- Data provided -
---

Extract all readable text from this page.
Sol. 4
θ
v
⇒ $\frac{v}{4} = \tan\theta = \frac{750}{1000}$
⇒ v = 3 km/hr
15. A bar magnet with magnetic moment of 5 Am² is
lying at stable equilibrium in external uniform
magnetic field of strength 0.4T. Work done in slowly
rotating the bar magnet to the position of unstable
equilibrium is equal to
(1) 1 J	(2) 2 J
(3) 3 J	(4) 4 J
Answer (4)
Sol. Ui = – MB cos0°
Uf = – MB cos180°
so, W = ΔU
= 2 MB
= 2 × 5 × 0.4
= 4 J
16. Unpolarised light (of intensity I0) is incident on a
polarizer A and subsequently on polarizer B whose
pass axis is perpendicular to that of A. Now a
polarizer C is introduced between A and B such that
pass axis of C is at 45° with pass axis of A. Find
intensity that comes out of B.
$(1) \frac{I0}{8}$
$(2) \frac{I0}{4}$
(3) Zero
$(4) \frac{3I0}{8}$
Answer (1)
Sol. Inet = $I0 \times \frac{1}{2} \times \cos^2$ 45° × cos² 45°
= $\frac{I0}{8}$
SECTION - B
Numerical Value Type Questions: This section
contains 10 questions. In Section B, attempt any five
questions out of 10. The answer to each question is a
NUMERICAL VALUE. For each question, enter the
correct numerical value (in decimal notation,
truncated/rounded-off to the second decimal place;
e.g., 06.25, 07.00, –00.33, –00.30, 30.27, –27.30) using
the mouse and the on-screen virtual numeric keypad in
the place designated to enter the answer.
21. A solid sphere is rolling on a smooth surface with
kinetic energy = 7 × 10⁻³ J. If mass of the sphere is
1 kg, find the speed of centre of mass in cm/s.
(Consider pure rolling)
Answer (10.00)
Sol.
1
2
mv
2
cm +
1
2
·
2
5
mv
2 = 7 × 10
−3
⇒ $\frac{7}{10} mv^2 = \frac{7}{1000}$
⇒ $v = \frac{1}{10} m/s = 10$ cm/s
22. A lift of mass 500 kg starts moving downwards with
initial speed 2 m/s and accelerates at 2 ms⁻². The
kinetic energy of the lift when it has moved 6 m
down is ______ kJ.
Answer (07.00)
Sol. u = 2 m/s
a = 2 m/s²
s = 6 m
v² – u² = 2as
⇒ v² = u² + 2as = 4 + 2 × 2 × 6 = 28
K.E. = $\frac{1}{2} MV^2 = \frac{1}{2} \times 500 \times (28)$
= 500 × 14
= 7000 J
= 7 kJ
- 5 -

---

- Problem details -
Reproduce each line from the records that contains the word "decimal".

- Solution below -
correct numerical value (in decimal notation,
truncated/rounded-off to the second decimal place;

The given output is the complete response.